Description of the task
Write out all the entries word for word and omit any pictures.

Data section
────────

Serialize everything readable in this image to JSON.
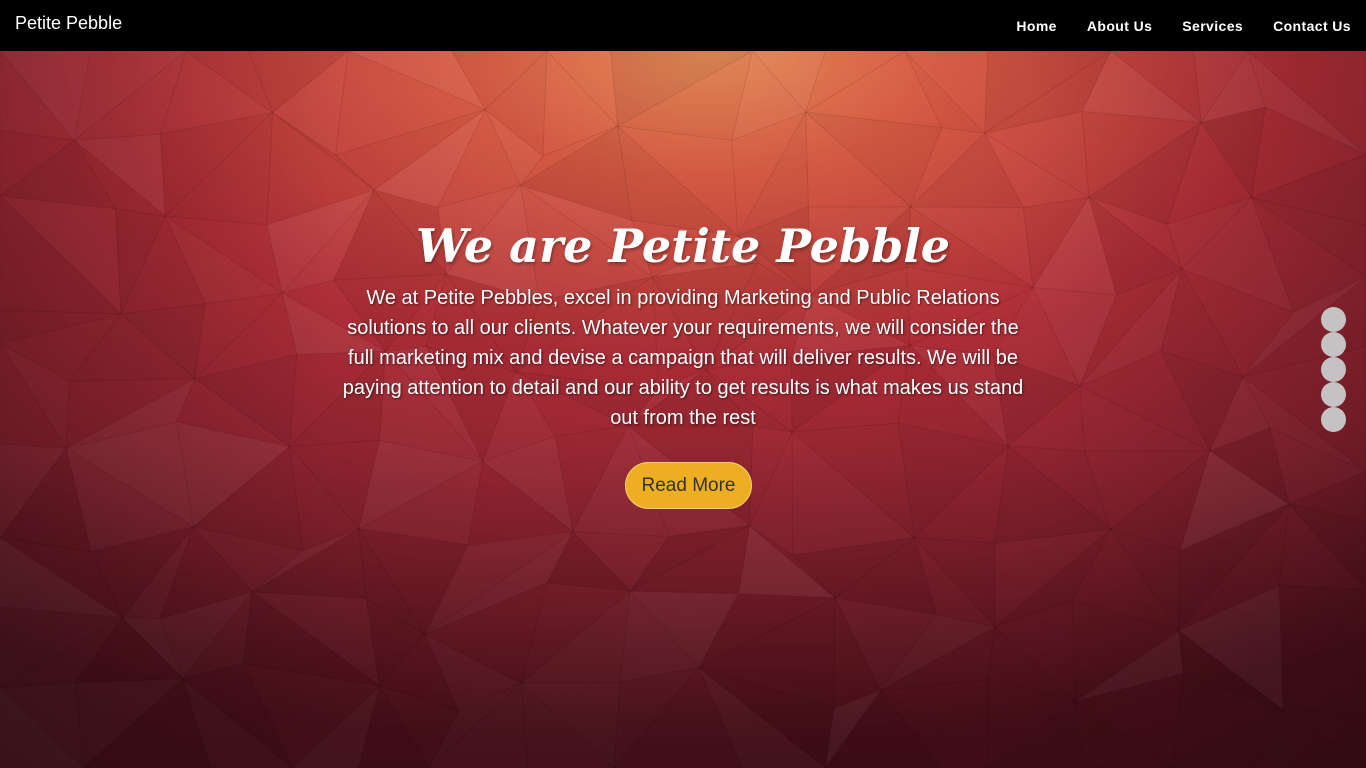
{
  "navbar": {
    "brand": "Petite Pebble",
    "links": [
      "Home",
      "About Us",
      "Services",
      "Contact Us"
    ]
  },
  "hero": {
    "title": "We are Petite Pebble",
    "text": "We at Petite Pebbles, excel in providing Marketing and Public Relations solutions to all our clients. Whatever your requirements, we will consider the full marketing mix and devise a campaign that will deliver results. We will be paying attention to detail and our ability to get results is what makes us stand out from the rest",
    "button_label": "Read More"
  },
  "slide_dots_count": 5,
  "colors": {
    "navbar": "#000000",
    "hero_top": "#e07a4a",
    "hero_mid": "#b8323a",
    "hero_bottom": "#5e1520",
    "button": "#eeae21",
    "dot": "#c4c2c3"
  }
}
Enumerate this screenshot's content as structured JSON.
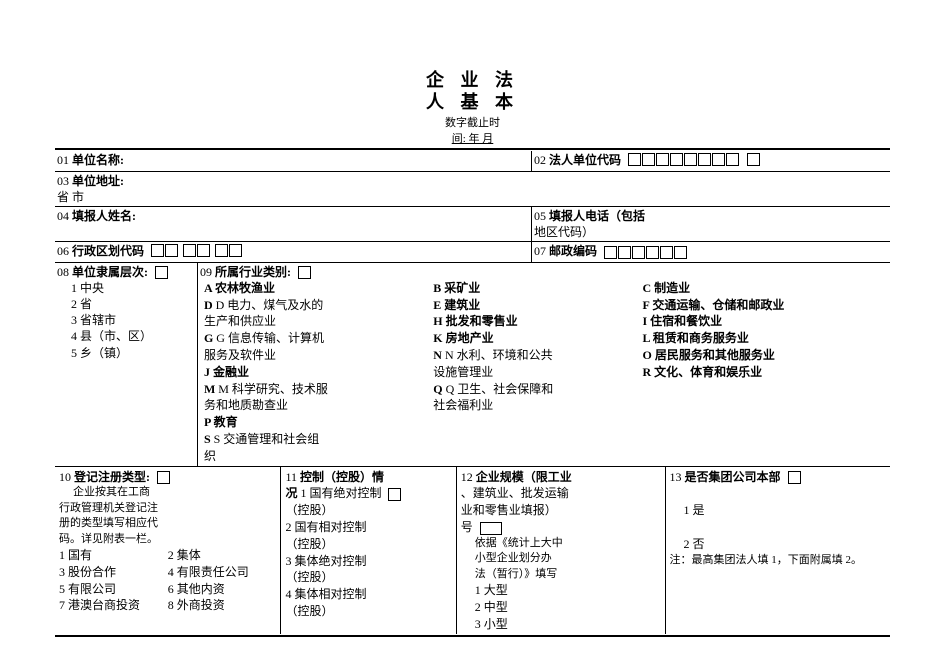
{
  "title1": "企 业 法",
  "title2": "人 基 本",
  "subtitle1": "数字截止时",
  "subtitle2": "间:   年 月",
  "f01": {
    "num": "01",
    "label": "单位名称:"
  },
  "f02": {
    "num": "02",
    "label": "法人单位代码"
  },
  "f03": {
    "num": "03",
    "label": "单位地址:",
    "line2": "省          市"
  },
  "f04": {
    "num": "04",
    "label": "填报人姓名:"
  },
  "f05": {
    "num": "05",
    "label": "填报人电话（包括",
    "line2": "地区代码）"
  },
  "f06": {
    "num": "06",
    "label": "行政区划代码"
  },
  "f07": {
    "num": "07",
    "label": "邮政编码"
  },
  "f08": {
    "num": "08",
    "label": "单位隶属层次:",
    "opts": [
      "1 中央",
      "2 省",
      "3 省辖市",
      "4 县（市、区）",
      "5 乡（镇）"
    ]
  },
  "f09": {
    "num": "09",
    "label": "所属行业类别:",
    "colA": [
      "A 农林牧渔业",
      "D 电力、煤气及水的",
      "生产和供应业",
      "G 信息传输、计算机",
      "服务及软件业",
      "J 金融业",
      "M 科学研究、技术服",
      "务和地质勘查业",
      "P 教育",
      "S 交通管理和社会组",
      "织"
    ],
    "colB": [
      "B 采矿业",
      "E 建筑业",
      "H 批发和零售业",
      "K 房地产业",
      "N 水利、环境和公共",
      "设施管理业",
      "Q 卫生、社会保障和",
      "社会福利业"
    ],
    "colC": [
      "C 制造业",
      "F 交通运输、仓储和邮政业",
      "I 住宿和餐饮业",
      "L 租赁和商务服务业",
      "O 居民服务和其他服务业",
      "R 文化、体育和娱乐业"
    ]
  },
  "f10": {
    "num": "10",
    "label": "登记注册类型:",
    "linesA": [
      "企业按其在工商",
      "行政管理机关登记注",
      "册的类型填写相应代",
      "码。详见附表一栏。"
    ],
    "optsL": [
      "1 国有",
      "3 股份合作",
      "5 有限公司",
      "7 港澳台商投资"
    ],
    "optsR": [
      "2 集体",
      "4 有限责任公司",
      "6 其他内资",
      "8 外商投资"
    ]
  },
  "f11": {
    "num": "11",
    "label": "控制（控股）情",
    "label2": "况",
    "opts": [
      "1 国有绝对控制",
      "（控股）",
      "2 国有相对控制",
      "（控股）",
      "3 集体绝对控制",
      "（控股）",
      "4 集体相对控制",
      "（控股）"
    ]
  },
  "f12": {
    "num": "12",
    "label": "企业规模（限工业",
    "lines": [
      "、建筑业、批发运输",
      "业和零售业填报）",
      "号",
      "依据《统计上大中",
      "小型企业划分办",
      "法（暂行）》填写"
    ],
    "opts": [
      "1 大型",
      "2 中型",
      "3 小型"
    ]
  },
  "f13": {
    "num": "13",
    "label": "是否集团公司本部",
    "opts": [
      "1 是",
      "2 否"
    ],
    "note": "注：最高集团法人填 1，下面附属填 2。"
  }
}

────────

Complete response
Serialize everything readable in this image to JSON.
{
  "navbar": {
    "brand": "Petite Pebble",
    "links": [
      "Home",
      "About Us",
      "Services",
      "Contact Us"
    ]
  },
  "hero": {
    "title": "We are Petite Pebble",
    "text": "We at Petite Pebbles, excel in providing Marketing and Public Relations solutions to all our clients. Whatever your requirements, we will consider the full marketing mix and devise a campaign that will deliver results. We will be paying attention to detail and our ability to get results is what makes us stand out from the rest",
    "button_label": "Read More"
  },
  "slide_dots_count": 5,
  "colors": {
    "navbar": "#000000",
    "hero_top": "#e07a4a",
    "hero_mid": "#b8323a",
    "hero_bottom": "#5e1520",
    "button": "#eeae21",
    "dot": "#c4c2c3"
  }
}
Enumerate this screenshot's content as structured JSON.
{
  "title1": "企 业 法",
  "title2": "人 基 本",
  "subtitle1": "数字截止时",
  "subtitle2": "间:   年 月",
  "f01": {
    "num": "01",
    "label": "单位名称:"
  },
  "f02": {
    "num": "02",
    "label": "法人单位代码"
  },
  "f03": {
    "num": "03",
    "label": "单位地址:",
    "line2": "省          市"
  },
  "f04": {
    "num": "04",
    "label": "填报人姓名:"
  },
  "f05": {
    "num": "05",
    "label": "填报人电话（包括",
    "line2": "地区代码）"
  },
  "f06": {
    "num": "06",
    "label": "行政区划代码"
  },
  "f07": {
    "num": "07",
    "label": "邮政编码"
  },
  "f08": {
    "num": "08",
    "label": "单位隶属层次:",
    "opts": [
      "1 中央",
      "2 省",
      "3 省辖市",
      "4 县（市、区）",
      "5 乡（镇）"
    ]
  },
  "f09": {
    "num": "09",
    "label": "所属行业类别:",
    "colA": [
      "A 农林牧渔业",
      "D 电力、煤气及水的",
      "生产和供应业",
      "G 信息传输、计算机",
      "服务及软件业",
      "J 金融业",
      "M 科学研究、技术服",
      "务和地质勘查业",
      "P 教育",
      "S 交通管理和社会组",
      "织"
    ],
    "colB": [
      "B 采矿业",
      "E 建筑业",
      "H 批发和零售业",
      "K 房地产业",
      "N 水利、环境和公共",
      "设施管理业",
      "Q 卫生、社会保障和",
      "社会福利业"
    ],
    "colC": [
      "C 制造业",
      "F 交通运输、仓储和邮政业",
      "I 住宿和餐饮业",
      "L 租赁和商务服务业",
      "O 居民服务和其他服务业",
      "R 文化、体育和娱乐业"
    ]
  },
  "f10": {
    "num": "10",
    "label": "登记注册类型:",
    "linesA": [
      "企业按其在工商",
      "行政管理机关登记注",
      "册的类型填写相应代",
      "码。详见附表一栏。"
    ],
    "optsL": [
      "1 国有",
      "3 股份合作",
      "5 有限公司",
      "7 港澳台商投资"
    ],
    "optsR": [
      "2 集体",
      "4 有限责任公司",
      "6 其他内资",
      "8 外商投资"
    ]
  },
  "f11": {
    "num": "11",
    "label": "控制（控股）情",
    "label2": "况",
    "opts": [
      "1 国有绝对控制",
      "（控股）",
      "2 国有相对控制",
      "（控股）",
      "3 集体绝对控制",
      "（控股）",
      "4 集体相对控制",
      "（控股）"
    ]
  },
  "f12": {
    "num": "12",
    "label": "企业规模（限工业",
    "lines": [
      "、建筑业、批发运输",
      "业和零售业填报）",
      "号",
      "依据《统计上大中",
      "小型企业划分办",
      "法（暂行）》填写"
    ],
    "opts": [
      "1 大型",
      "2 中型",
      "3 小型"
    ]
  },
  "f13": {
    "num": "13",
    "label": "是否集团公司本部",
    "opts": [
      "1 是",
      "2 否"
    ],
    "note": "注：最高集团法人填 1，下面附属填 2。"
  }
}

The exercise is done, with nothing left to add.